• _OBJECTIVE_
Could you copy every line from the material below in which "yarmidan" appears?

[Records excerpted from a collection]
+++++
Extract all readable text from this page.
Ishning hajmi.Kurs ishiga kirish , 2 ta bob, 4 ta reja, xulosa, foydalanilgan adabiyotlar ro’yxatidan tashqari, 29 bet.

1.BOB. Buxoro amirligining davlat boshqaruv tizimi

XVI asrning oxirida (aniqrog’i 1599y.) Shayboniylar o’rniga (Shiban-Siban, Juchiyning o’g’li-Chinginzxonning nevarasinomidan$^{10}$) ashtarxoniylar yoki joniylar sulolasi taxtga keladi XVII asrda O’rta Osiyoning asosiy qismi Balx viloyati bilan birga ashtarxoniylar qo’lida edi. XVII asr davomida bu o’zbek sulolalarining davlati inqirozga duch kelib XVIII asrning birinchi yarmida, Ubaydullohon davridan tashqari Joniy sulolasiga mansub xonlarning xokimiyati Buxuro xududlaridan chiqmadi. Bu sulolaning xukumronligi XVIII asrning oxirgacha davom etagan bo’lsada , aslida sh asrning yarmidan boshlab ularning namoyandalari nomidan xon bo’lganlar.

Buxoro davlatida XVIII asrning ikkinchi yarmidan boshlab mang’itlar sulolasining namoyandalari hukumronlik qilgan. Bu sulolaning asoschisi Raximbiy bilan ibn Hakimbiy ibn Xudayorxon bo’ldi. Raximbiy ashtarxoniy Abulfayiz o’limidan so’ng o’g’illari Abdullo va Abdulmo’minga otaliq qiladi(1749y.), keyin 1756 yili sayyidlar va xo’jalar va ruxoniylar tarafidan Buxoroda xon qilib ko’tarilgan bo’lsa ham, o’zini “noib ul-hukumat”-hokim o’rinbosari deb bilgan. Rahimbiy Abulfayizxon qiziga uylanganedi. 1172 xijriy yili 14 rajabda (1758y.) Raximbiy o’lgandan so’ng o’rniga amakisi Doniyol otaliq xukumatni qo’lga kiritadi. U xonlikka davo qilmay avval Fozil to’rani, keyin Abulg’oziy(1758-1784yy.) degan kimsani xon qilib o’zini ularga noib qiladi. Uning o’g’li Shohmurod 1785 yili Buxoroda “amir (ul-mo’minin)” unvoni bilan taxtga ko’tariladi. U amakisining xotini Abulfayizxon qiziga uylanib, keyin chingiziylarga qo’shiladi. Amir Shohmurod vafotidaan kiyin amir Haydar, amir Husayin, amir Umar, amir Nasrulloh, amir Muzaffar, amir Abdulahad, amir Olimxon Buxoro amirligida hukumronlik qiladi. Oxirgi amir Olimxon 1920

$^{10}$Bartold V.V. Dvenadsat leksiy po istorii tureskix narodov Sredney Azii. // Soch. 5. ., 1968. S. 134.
+++++
• _EXPECTED ANSWER_
XVI asrning oxirida (aniqrog’i 1599y.) Shayboniylar o’rniga (Shiban-Siban, Juchiyning o’g’li-Chinginzxonning nevarasinomidan$^{10}$) ashtarxoniylar yoki joniylar sulolasi taxtga keladi XVII asrda O’rta Osiyoning asosiy qismi Balx viloyati bilan birga ashtarxoniylar qo’lida edi. XVII asr davomida bu o’zbek sulolalarining davlati inqirozga duch kelib XVIII asrning birinchi yarmida, Ubaydullohon davridan tashqari Joniy sulolasiga mansub xonlarning xokimiyati Buxuro xududlaridan chiqmadi. Bu sulolaning xukumronligi XVIII asrning oxirgacha davom etagan bo’lsada , aslida sh asrning yarmidan boshlab ularning namoyandalari nomidan xon bo’lganlar.
Buxoro davlatida XVIII asrning ikkinchi yarmidan boshlab mang’itlar sulolasining namoyandalari hukumronlik qilgan. Bu sulolaning asoschisi Raximbiy bilan ibn Hakimbiy ibn Xudayorxon bo’ldi. Raximbiy ashtarxoniy Abulfayiz o’limidan so’ng o’g’illari Abdullo va Abdulmo’minga otaliq qiladi(1749y.), keyin 1756 yili sayyidlar va xo’jalar va ruxoniylar tarafidan Buxoroda xon qilib ko’tarilgan bo’lsa ham, o’zini “noib ul-hukumat”-hokim o’rinbosari deb bilgan. Rahimbiy Abulfayizxon qiziga uylanganedi. 1172 xijriy yili 14 rajabda (1758y.) Raximbiy o’lgandan so’ng o’rniga amakisi Doniyol otaliq xukumatni qo’lga kiritadi. U xonlikka davo qilmay avval Fozil to’rani, keyin Abulg’oziy(1758-1784yy.) degan kimsani xon qilib o’zini ularga noib qiladi. Uning o’g’li Shohmurod 1785 yili Buxoroda “amir (ul-mo’minin)” unvoni bilan taxtga ko’tariladi. U amakisining xotini Abulfayizxon qiziga uylanib, keyin chingiziylarga qo’shiladi. Amir Shohmurod vafotidaan kiyin amir Haydar, amir Husayin, amir Umar, amir Nasrulloh, amir Muzaffar, amir Abdulahad, amir Olimxon Buxoro amirligida hukumronlik qiladi. Oxirgi amir Olimxon 1920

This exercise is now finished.